WRITTEN REQUEST – The records that follow must be reproduced in full, exactly as written.

Items listed in a dataset –
________________

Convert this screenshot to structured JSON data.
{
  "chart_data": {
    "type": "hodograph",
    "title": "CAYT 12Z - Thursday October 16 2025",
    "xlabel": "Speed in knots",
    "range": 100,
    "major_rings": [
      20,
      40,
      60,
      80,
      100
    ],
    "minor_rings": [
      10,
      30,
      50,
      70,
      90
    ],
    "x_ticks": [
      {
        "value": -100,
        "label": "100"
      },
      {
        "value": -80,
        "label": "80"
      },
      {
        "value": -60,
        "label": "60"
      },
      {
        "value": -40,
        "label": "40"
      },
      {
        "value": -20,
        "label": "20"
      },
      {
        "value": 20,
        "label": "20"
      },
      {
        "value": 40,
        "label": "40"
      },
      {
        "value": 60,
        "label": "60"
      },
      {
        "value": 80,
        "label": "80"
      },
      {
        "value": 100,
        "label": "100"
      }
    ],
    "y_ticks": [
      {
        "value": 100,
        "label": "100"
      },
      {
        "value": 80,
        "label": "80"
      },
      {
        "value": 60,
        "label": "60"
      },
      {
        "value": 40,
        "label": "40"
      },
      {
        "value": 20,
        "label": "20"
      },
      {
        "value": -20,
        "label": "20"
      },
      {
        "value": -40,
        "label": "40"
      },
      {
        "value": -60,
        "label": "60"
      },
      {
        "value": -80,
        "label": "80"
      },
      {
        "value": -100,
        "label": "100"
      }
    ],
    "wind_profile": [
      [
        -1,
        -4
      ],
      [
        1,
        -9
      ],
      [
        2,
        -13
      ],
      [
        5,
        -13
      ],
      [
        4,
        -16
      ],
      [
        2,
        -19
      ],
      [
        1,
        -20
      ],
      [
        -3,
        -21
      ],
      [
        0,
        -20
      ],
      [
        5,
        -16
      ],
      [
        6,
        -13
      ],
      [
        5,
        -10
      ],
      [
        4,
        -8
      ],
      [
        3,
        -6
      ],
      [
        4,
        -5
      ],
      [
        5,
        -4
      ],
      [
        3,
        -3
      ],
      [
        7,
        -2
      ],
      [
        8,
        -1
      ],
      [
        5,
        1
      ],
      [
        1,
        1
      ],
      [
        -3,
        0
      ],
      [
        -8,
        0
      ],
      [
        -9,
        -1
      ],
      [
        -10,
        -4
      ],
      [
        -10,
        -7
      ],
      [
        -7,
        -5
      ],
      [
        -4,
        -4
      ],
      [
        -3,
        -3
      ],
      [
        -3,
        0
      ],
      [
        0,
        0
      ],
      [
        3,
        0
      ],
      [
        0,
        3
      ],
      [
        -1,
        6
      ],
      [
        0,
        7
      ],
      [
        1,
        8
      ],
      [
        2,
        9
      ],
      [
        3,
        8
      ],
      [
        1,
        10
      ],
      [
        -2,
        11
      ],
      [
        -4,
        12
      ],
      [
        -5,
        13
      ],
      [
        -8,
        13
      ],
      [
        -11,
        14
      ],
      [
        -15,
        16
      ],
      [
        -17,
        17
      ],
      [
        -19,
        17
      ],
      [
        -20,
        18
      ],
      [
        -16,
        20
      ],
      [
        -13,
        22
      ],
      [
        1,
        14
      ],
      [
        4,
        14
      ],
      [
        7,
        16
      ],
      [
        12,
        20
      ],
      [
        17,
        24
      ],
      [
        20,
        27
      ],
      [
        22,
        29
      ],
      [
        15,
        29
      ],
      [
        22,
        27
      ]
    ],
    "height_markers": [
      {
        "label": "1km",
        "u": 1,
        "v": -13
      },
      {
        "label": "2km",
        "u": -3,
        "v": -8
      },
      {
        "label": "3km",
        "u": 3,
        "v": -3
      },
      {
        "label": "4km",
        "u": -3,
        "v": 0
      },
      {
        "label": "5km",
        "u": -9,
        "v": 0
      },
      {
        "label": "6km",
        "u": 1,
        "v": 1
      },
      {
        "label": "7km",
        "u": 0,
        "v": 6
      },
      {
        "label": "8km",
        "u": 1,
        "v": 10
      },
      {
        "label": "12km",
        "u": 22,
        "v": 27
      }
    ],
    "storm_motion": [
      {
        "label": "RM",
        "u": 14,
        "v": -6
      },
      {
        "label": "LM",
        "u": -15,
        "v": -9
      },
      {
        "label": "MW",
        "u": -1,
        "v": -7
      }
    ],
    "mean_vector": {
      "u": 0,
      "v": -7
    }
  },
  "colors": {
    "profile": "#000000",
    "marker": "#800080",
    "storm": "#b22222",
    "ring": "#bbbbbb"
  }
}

________________

FINAL RESULT –
Convert this screenshot to structured JSON data.
{
  "chart_data": {
    "type": "hodograph",
    "title": "CAYT 12Z - Thursday October 16 2025",
    "xlabel": "Speed in knots",
    "range": 100,
    "major_rings": [
      20,
      40,
      60,
      80,
      100
    ],
    "minor_rings": [
      10,
      30,
      50,
      70,
      90
    ],
    "x_ticks": [
      {
        "value": -100,
        "label": "100"
      },
      {
        "value": -80,
        "label": "80"
      },
      {
        "value": -60,
        "label": "60"
      },
      {
        "value": -40,
        "label": "40"
      },
      {
        "value": -20,
        "label": "20"
      },
      {
        "value": 20,
        "label": "20"
      },
      {
        "value": 40,
        "label": "40"
      },
      {
        "value": 60,
        "label": "60"
      },
      {
        "value": 80,
        "label": "80"
      },
      {
        "value": 100,
        "label": "100"
      }
    ],
    "y_ticks": [
      {
        "value": 100,
        "label": "100"
      },
      {
        "value": 80,
        "label": "80"
      },
      {
        "value": 60,
        "label": "60"
      },
      {
        "value": 40,
        "label": "40"
      },
      {
        "value": 20,
        "label": "20"
      },
      {
        "value": -20,
        "label": "20"
      },
      {
        "value": -40,
        "label": "40"
      },
      {
        "value": -60,
        "label": "60"
      },
      {
        "value": -80,
        "label": "80"
      },
      {
        "value": -100,
        "label": "100"
      }
    ],
    "wind_profile": [
      [
        -1,
        -4
      ],
      [
        1,
        -9
      ],
      [
        2,
        -13
      ],
      [
        5,
        -13
      ],
      [
        4,
        -16
      ],
      [
        2,
        -19
      ],
      [
        1,
        -20
      ],
      [
        -3,
        -21
      ],
      [
        0,
        -20
      ],
      [
        5,
        -16
      ],
      [
        6,
        -13
      ],
      [
        5,
        -10
      ],
      [
        4,
        -8
      ],
      [
        3,
        -6
      ],
      [
        4,
        -5
      ],
      [
        5,
        -4
      ],
      [
        3,
        -3
      ],
      [
        7,
        -2
      ],
      [
        8,
        -1
      ],
      [
        5,
        1
      ],
      [
        1,
        1
      ],
      [
        -3,
        0
      ],
      [
        -8,
        0
      ],
      [
        -9,
        -1
      ],
      [
        -10,
        -4
      ],
      [
        -10,
        -7
      ],
      [
        -7,
        -5
      ],
      [
        -4,
        -4
      ],
      [
        -3,
        -3
      ],
      [
        -3,
        0
      ],
      [
        0,
        0
      ],
      [
        3,
        0
      ],
      [
        0,
        3
      ],
      [
        -1,
        6
      ],
      [
        0,
        7
      ],
      [
        1,
        8
      ],
      [
        2,
        9
      ],
      [
        3,
        8
      ],
      [
        1,
        10
      ],
      [
        -2,
        11
      ],
      [
        -4,
        12
      ],
      [
        -5,
        13
      ],
      [
        -8,
        13
      ],
      [
        -11,
        14
      ],
      [
        -15,
        16
      ],
      [
        -17,
        17
      ],
      [
        -19,
        17
      ],
      [
        -20,
        18
      ],
      [
        -16,
        20
      ],
      [
        -13,
        22
      ],
      [
        1,
        14
      ],
      [
        4,
        14
      ],
      [
        7,
        16
      ],
      [
        12,
        20
      ],
      [
        17,
        24
      ],
      [
        20,
        27
      ],
      [
        22,
        29
      ],
      [
        15,
        29
      ],
      [
        22,
        27
      ]
    ],
    "height_markers": [
      {
        "label": "1km",
        "u": 1,
        "v": -13
      },
      {
        "label": "2km",
        "u": -3,
        "v": -8
      },
      {
        "label": "3km",
        "u": 3,
        "v": -3
      },
      {
        "label": "4km",
        "u": -3,
        "v": 0
      },
      {
        "label": "5km",
        "u": -9,
        "v": 0
      },
      {
        "label": "6km",
        "u": 1,
        "v": 1
      },
      {
        "label": "7km",
        "u": 0,
        "v": 6
      },
      {
        "label": "8km",
        "u": 1,
        "v": 10
      },
      {
        "label": "12km",
        "u": 22,
        "v": 27
      }
    ],
    "storm_motion": [
      {
        "label": "RM",
        "u": 14,
        "v": -6
      },
      {
        "label": "LM",
        "u": -15,
        "v": -9
      },
      {
        "label": "MW",
        "u": -1,
        "v": -7
      }
    ],
    "mean_vector": {
      "u": 0,
      "v": -7
    }
  },
  "colors": {
    "profile": "#000000",
    "marker": "#800080",
    "storm": "#b22222",
    "ring": "#bbbbbb"
  }
}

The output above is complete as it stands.